- **Requirement**:
Repeat every record below exactly as it appears.

- **Recorded information**:
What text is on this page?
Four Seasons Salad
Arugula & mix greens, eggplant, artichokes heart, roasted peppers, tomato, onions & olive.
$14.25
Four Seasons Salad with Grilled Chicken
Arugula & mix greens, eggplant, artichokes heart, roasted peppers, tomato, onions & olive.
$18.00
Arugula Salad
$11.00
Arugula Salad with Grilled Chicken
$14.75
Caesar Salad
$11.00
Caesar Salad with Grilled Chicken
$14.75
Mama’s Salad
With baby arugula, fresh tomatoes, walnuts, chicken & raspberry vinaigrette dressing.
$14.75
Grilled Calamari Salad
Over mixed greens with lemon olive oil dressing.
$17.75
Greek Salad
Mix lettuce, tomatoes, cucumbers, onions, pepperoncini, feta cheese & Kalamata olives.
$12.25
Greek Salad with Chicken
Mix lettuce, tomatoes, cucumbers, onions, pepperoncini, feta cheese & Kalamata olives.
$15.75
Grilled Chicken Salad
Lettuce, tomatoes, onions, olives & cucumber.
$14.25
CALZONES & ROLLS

- **Result**:
What text is on this page?
Four Seasons Salad
Arugula & mix greens, eggplant, artichokes heart, roasted peppers, tomato, onions & olive.
$14.25
Four Seasons Salad with Grilled Chicken
Arugula & mix greens, eggplant, artichokes heart, roasted peppers, tomato, onions & olive.
$18.00
Arugula Salad
$11.00
Arugula Salad with Grilled Chicken
$14.75
Caesar Salad
$11.00
Caesar Salad with Grilled Chicken
$14.75
Mama’s Salad
With baby arugula, fresh tomatoes, walnuts, chicken & raspberry vinaigrette dressing.
$14.75
Grilled Calamari Salad
Over mixed greens with lemon olive oil dressing.
$17.75
Greek Salad
Mix lettuce, tomatoes, cucumbers, onions, pepperoncini, feta cheese & Kalamata olives.
$12.25
Greek Salad with Chicken
Mix lettuce, tomatoes, cucumbers, onions, pepperoncini, feta cheese & Kalamata olives.
$15.75
Grilled Chicken Salad
Lettuce, tomatoes, onions, olives & cucumber.
$14.25
CALZONES & ROLLS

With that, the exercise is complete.